The records below are to be repeated in full, exactly as they are.

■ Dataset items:
>>>

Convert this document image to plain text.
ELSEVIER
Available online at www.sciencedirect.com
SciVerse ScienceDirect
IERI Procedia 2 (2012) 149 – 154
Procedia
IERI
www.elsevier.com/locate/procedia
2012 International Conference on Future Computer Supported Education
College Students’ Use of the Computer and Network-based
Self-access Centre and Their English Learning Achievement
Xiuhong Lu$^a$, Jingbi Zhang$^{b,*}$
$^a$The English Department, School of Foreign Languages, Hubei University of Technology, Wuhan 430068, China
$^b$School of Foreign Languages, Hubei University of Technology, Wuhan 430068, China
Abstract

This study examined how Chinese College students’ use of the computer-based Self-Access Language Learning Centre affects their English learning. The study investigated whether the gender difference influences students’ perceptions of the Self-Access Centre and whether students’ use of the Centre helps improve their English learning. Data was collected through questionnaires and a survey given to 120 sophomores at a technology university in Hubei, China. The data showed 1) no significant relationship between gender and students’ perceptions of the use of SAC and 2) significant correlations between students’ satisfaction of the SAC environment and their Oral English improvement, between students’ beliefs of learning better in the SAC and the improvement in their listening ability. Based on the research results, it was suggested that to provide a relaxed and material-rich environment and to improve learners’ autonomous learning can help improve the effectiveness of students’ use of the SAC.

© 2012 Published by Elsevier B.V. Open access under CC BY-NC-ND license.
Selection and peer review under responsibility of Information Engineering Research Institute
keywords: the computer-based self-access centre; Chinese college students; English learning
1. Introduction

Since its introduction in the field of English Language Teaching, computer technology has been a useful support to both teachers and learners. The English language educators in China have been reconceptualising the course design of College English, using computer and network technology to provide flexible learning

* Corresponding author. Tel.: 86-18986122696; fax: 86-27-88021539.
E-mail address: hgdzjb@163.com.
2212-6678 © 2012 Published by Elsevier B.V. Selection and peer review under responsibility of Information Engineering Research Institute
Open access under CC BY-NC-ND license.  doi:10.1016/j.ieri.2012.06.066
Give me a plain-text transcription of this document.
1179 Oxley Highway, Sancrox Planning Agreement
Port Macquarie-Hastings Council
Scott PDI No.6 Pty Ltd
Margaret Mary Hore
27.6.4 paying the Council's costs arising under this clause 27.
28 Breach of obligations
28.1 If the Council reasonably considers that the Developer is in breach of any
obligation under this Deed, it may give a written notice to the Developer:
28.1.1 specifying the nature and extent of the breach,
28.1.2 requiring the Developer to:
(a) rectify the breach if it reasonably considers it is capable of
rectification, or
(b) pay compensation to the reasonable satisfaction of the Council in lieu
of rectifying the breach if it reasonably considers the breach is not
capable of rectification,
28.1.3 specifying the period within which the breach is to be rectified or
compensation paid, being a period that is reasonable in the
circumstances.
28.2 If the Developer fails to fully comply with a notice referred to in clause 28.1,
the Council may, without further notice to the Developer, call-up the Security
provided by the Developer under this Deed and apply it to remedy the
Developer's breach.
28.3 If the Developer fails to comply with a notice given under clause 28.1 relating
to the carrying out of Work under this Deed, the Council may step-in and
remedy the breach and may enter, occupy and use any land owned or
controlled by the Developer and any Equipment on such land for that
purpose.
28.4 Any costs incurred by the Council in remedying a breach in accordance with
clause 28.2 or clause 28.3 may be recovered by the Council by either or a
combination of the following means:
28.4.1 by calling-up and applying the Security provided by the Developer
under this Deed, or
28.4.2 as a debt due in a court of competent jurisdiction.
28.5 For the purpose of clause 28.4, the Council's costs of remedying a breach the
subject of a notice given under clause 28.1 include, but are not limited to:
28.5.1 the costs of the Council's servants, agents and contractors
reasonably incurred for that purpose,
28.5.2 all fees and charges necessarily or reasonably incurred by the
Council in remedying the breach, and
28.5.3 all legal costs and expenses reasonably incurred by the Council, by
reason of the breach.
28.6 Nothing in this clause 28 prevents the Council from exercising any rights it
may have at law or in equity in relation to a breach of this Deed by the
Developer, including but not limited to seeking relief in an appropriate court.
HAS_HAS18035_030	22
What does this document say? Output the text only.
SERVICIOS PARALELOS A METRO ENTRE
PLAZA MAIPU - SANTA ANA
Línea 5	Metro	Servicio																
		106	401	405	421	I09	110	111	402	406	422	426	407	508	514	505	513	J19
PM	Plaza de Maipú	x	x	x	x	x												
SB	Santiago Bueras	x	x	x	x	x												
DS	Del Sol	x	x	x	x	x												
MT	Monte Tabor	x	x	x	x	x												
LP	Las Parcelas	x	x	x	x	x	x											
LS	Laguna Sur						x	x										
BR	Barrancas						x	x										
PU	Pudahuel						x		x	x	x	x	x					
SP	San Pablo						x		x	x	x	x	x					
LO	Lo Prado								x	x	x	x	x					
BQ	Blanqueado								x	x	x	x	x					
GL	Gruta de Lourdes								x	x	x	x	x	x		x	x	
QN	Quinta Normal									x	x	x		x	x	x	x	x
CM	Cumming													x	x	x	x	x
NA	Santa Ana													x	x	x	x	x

<<<

■ Task result:
Convert this document image to plain text.
ELSEVIER
Available online at www.sciencedirect.com
SciVerse ScienceDirect
IERI Procedia 2 (2012) 149 – 154
Procedia
IERI
www.elsevier.com/locate/procedia
2012 International Conference on Future Computer Supported Education
College Students’ Use of the Computer and Network-based
Self-access Centre and Their English Learning Achievement
Xiuhong Lu$^a$, Jingbi Zhang$^{b,*}$
$^a$The English Department, School of Foreign Languages, Hubei University of Technology, Wuhan 430068, China
$^b$School of Foreign Languages, Hubei University of Technology, Wuhan 430068, China
Abstract

This study examined how Chinese College students’ use of the computer-based Self-Access Language Learning Centre affects their English learning. The study investigated whether the gender difference influences students’ perceptions of the Self-Access Centre and whether students’ use of the Centre helps improve their English learning. Data was collected through questionnaires and a survey given to 120 sophomores at a technology university in Hubei, China. The data showed 1) no significant relationship between gender and students’ perceptions of the use of SAC and 2) significant correlations between students’ satisfaction of the SAC environment and their Oral English improvement, between students’ beliefs of learning better in the SAC and the improvement in their listening ability. Based on the research results, it was suggested that to provide a relaxed and material-rich environment and to improve learners’ autonomous learning can help improve the effectiveness of students’ use of the SAC.

© 2012 Published by Elsevier B.V. Open access under CC BY-NC-ND license.
Selection and peer review under responsibility of Information Engineering Research Institute
keywords: the computer-based self-access centre; Chinese college students; English learning
1. Introduction

Since its introduction in the field of English Language Teaching, computer technology has been a useful support to both teachers and learners. The English language educators in China have been reconceptualising the course design of College English, using computer and network technology to provide flexible learning

* Corresponding author. Tel.: 86-18986122696; fax: 86-27-88021539.
E-mail address: hgdzjb@163.com.
2212-6678 © 2012 Published by Elsevier B.V. Selection and peer review under responsibility of Information Engineering Research Institute
Open access under CC BY-NC-ND license.  doi:10.1016/j.ieri.2012.06.066
Give me a plain-text transcription of this document.
1179 Oxley Highway, Sancrox Planning Agreement
Port Macquarie-Hastings Council
Scott PDI No.6 Pty Ltd
Margaret Mary Hore
27.6.4 paying the Council's costs arising under this clause 27.
28 Breach of obligations
28.1 If the Council reasonably considers that the Developer is in breach of any
obligation under this Deed, it may give a written notice to the Developer:
28.1.1 specifying the nature and extent of the breach,
28.1.2 requiring the Developer to:
(a) rectify the breach if it reasonably considers it is capable of
rectification, or
(b) pay compensation to the reasonable satisfaction of the Council in lieu
of rectifying the breach if it reasonably considers the breach is not
capable of rectification,
28.1.3 specifying the period within which the breach is to be rectified or
compensation paid, being a period that is reasonable in the
circumstances.
28.2 If the Developer fails to fully comply with a notice referred to in clause 28.1,
the Council may, without further notice to the Developer, call-up the Security
provided by the Developer under this Deed and apply it to remedy the
Developer's breach.
28.3 If the Developer fails to comply with a notice given under clause 28.1 relating
to the carrying out of Work under this Deed, the Council may step-in and
remedy the breach and may enter, occupy and use any land owned or
controlled by the Developer and any Equipment on such land for that
purpose.
28.4 Any costs incurred by the Council in remedying a breach in accordance with
clause 28.2 or clause 28.3 may be recovered by the Council by either or a
combination of the following means:
28.4.1 by calling-up and applying the Security provided by the Developer
under this Deed, or
28.4.2 as a debt due in a court of competent jurisdiction.
28.5 For the purpose of clause 28.4, the Council's costs of remedying a breach the
subject of a notice given under clause 28.1 include, but are not limited to:
28.5.1 the costs of the Council's servants, agents and contractors
reasonably incurred for that purpose,
28.5.2 all fees and charges necessarily or reasonably incurred by the
Council in remedying the breach, and
28.5.3 all legal costs and expenses reasonably incurred by the Council, by
reason of the breach.
28.6 Nothing in this clause 28 prevents the Council from exercising any rights it
may have at law or in equity in relation to a breach of this Deed by the
Developer, including but not limited to seeking relief in an appropriate court.
HAS_HAS18035_030	22
What does this document say? Output the text only.
SERVICIOS PARALELOS A METRO ENTRE
PLAZA MAIPU - SANTA ANA
Línea 5	Metro	Servicio																
		106	401	405	421	I09	110	111	402	406	422	426	407	508	514	505	513	J19
PM	Plaza de Maipú	x	x	x	x	x												
SB	Santiago Bueras	x	x	x	x	x												
DS	Del Sol	x	x	x	x	x												
MT	Monte Tabor	x	x	x	x	x												
LP	Las Parcelas	x	x	x	x	x	x											
LS	Laguna Sur						x	x										
BR	Barrancas						x	x										
PU	Pudahuel						x		x	x	x	x	x					
SP	San Pablo						x		x	x	x	x	x					
LO	Lo Prado								x	x	x	x	x					
BQ	Blanqueado								x	x	x	x	x					
GL	Gruta de Lourdes								x	x	x	x	x	x		x	x	
QN	Quinta Normal									x	x	x		x	x	x	x	x
CM	Cumming													x	x	x	x	x
NA	Santa Ana													x	x	x	x	x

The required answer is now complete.